Data tied to figure images:

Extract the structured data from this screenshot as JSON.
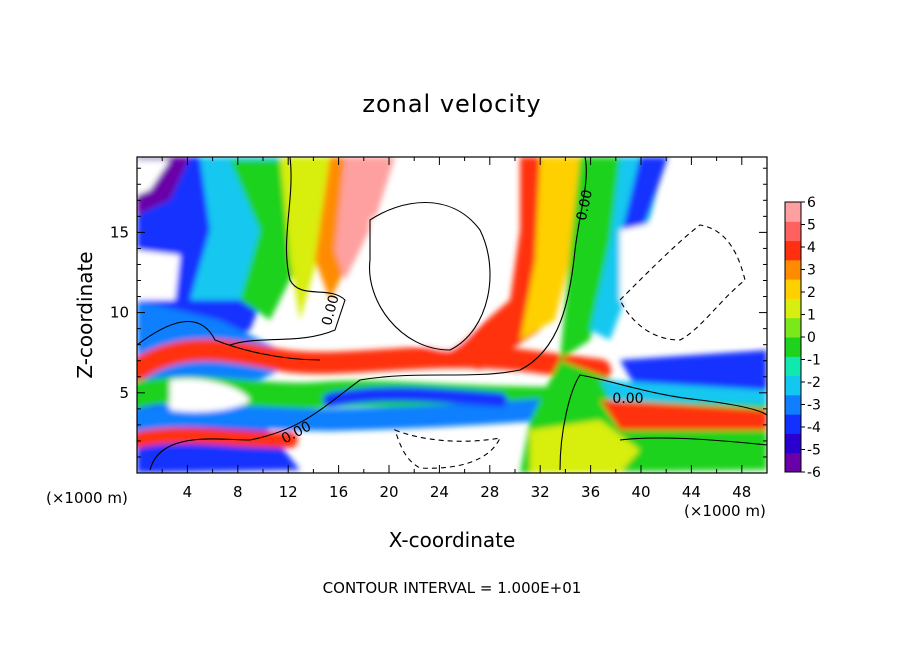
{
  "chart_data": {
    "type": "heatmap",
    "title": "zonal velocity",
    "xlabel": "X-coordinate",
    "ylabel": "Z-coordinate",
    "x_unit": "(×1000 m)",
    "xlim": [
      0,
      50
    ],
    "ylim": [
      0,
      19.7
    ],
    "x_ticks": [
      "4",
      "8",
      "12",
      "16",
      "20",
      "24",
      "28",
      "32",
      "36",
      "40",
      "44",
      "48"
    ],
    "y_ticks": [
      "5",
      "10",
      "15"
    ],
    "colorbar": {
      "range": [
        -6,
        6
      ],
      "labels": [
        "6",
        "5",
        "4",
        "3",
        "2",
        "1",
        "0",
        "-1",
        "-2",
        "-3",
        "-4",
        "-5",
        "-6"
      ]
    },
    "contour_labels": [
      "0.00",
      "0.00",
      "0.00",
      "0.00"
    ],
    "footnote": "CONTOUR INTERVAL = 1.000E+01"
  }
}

#### [Problem statement]
Each record above should come back exactly the same, only without its pictures.

#### [Exercise response]
Extract the structured data from this screenshot as JSON.
{
  "chart_data": {
    "type": "heatmap",
    "title": "zonal velocity",
    "xlabel": "X-coordinate",
    "ylabel": "Z-coordinate",
    "x_unit": "(×1000 m)",
    "xlim": [
      0,
      50
    ],
    "ylim": [
      0,
      19.7
    ],
    "x_ticks": [
      "4",
      "8",
      "12",
      "16",
      "20",
      "24",
      "28",
      "32",
      "36",
      "40",
      "44",
      "48"
    ],
    "y_ticks": [
      "5",
      "10",
      "15"
    ],
    "colorbar": {
      "range": [
        -6,
        6
      ],
      "labels": [
        "6",
        "5",
        "4",
        "3",
        "2",
        "1",
        "0",
        "-1",
        "-2",
        "-3",
        "-4",
        "-5",
        "-6"
      ]
    },
    "contour_labels": [
      "0.00",
      "0.00",
      "0.00",
      "0.00"
    ],
    "footnote": "CONTOUR INTERVAL = 1.000E+01"
  }
}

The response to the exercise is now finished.